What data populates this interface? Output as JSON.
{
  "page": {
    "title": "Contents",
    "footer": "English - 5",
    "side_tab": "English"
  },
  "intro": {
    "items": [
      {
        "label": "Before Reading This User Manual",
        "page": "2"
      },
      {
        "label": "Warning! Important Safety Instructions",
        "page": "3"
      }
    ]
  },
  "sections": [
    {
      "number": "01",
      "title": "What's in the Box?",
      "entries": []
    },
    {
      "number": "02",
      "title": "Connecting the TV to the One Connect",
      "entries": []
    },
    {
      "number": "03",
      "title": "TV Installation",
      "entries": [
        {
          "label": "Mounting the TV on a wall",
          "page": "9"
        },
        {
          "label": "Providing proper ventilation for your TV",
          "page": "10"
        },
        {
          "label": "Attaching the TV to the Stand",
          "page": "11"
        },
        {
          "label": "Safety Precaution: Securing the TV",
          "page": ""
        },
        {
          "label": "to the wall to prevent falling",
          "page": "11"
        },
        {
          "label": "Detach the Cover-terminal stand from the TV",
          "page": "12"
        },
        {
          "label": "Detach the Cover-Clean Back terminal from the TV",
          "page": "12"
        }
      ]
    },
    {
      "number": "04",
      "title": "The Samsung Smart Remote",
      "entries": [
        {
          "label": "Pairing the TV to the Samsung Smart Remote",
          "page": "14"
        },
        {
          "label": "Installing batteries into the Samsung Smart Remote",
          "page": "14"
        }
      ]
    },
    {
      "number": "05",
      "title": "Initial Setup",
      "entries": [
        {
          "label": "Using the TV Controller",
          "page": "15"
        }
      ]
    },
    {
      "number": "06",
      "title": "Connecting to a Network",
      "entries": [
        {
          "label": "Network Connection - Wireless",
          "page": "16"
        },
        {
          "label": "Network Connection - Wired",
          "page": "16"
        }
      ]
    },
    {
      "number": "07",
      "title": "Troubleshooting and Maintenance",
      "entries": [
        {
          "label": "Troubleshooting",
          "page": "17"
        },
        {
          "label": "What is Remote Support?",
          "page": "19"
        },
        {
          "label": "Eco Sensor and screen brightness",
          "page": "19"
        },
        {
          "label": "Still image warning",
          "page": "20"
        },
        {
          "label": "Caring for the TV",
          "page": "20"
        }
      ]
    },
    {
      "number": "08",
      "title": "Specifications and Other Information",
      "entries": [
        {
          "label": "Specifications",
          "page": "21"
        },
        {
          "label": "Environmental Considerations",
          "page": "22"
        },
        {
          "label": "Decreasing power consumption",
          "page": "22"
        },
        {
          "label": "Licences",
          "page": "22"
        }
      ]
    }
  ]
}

# # # #

Return the material in full, exactly as shown.

◆ Exercise answer:
What data populates this interface? Output as JSON.
{
  "page": {
    "title": "Contents",
    "footer": "English - 5",
    "side_tab": "English"
  },
  "intro": {
    "items": [
      {
        "label": "Before Reading This User Manual",
        "page": "2"
      },
      {
        "label": "Warning! Important Safety Instructions",
        "page": "3"
      }
    ]
  },
  "sections": [
    {
      "number": "01",
      "title": "What's in the Box?",
      "entries": []
    },
    {
      "number": "02",
      "title": "Connecting the TV to the One Connect",
      "entries": []
    },
    {
      "number": "03",
      "title": "TV Installation",
      "entries": [
        {
          "label": "Mounting the TV on a wall",
          "page": "9"
        },
        {
          "label": "Providing proper ventilation for your TV",
          "page": "10"
        },
        {
          "label": "Attaching the TV to the Stand",
          "page": "11"
        },
        {
          "label": "Safety Precaution: Securing the TV",
          "page": ""
        },
        {
          "label": "to the wall to prevent falling",
          "page": "11"
        },
        {
          "label": "Detach the Cover-terminal stand from the TV",
          "page": "12"
        },
        {
          "label": "Detach the Cover-Clean Back terminal from the TV",
          "page": "12"
        }
      ]
    },
    {
      "number": "04",
      "title": "The Samsung Smart Remote",
      "entries": [
        {
          "label": "Pairing the TV to the Samsung Smart Remote",
          "page": "14"
        },
        {
          "label": "Installing batteries into the Samsung Smart Remote",
          "page": "14"
        }
      ]
    },
    {
      "number": "05",
      "title": "Initial Setup",
      "entries": [
        {
          "label": "Using the TV Controller",
          "page": "15"
        }
      ]
    },
    {
      "number": "06",
      "title": "Connecting to a Network",
      "entries": [
        {
          "label": "Network Connection - Wireless",
          "page": "16"
        },
        {
          "label": "Network Connection - Wired",
          "page": "16"
        }
      ]
    },
    {
      "number": "07",
      "title": "Troubleshooting and Maintenance",
      "entries": [
        {
          "label": "Troubleshooting",
          "page": "17"
        },
        {
          "label": "What is Remote Support?",
          "page": "19"
        },
        {
          "label": "Eco Sensor and screen brightness",
          "page": "19"
        },
        {
          "label": "Still image warning",
          "page": "20"
        },
        {
          "label": "Caring for the TV",
          "page": "20"
        }
      ]
    },
    {
      "number": "08",
      "title": "Specifications and Other Information",
      "entries": [
        {
          "label": "Specifications",
          "page": "21"
        },
        {
          "label": "Environmental Considerations",
          "page": "22"
        },
        {
          "label": "Decreasing power consumption",
          "page": "22"
        },
        {
          "label": "Licences",
          "page": "22"
        }
      ]
    }
  ]
}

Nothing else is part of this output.